* START *
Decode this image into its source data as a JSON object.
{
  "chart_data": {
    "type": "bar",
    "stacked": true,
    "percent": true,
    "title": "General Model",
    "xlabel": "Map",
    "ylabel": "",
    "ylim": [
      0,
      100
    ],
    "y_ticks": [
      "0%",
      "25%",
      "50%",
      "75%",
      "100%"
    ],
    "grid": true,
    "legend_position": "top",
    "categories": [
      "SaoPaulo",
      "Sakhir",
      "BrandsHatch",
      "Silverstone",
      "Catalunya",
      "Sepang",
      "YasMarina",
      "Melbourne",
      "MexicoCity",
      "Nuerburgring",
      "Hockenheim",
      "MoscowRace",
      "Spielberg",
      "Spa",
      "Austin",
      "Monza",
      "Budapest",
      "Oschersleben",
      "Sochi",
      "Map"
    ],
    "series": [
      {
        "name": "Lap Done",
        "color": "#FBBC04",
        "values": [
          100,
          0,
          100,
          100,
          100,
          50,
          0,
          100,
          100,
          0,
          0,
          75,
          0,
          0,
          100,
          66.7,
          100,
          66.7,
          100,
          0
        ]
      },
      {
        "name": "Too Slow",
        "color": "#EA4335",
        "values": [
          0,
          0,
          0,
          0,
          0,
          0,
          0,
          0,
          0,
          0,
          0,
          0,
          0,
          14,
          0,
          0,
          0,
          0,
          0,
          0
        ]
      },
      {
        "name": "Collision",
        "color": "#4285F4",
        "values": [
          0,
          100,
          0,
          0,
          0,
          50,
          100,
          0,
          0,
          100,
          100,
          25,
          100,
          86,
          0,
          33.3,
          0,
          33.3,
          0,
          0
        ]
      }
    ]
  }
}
* END *
> _AIM OF THE EXERCISE_
Scan the lines for the string "true". Pick out every line that has it.

> _ANSWER TO THE PROBLEM_
    "stacked": true,
    "percent": true,
    "grid": true,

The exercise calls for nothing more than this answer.